▶ Instruction:
Return each line of the listing that contains the string "τους".
************
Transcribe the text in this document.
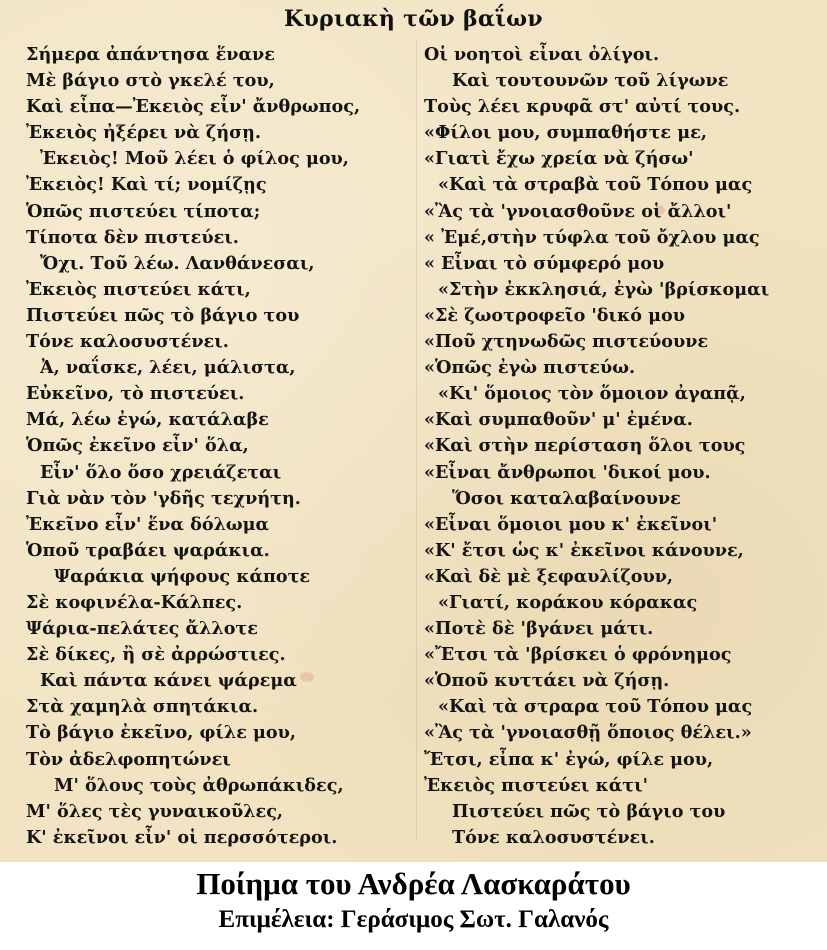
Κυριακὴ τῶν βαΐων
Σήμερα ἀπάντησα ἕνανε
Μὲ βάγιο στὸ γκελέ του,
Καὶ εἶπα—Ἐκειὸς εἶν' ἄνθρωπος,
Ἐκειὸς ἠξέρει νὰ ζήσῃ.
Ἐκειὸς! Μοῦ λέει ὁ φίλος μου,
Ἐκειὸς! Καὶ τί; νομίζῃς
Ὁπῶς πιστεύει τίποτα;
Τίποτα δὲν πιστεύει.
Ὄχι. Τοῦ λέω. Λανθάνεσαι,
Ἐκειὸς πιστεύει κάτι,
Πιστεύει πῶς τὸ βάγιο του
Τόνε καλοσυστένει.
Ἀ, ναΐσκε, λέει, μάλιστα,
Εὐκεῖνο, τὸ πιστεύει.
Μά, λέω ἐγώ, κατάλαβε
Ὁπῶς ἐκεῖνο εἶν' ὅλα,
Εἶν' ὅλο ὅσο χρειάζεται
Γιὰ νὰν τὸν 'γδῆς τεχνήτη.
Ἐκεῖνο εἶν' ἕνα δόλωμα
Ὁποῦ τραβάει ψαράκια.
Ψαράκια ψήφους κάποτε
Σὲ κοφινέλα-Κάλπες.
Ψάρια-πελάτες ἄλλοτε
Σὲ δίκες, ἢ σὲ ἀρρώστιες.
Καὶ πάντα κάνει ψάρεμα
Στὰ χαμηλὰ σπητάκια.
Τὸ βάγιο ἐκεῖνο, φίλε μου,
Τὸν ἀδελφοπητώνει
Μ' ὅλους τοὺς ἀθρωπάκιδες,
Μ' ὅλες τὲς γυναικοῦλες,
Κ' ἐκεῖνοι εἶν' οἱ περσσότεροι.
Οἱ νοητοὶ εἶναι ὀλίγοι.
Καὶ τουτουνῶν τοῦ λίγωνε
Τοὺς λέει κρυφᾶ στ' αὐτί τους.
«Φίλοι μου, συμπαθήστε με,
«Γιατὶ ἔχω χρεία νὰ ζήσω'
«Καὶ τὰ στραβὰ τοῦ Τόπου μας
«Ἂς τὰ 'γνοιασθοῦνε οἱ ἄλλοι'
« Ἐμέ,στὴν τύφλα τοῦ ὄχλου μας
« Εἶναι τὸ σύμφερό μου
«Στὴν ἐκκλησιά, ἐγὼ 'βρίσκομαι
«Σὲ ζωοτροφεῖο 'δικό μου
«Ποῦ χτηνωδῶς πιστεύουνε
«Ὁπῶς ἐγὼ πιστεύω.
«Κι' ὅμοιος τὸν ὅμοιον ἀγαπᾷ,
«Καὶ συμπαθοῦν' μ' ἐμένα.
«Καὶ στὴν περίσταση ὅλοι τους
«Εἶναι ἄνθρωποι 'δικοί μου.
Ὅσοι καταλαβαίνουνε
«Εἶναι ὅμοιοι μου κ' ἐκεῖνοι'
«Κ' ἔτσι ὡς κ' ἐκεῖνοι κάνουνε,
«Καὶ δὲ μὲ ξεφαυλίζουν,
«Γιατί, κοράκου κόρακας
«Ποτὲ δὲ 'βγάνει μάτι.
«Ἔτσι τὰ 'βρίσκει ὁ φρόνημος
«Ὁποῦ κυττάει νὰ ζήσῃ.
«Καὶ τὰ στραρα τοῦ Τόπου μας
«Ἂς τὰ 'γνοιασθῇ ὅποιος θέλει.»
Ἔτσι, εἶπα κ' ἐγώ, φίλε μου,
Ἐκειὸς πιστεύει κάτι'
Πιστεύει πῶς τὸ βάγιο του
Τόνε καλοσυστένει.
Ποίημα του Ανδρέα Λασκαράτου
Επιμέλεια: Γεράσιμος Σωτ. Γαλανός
************
▶ Result:
Τοὺς λέει κρυφᾶ στ' αὐτί τους.
«Καὶ στὴν περίσταση ὅλοι τους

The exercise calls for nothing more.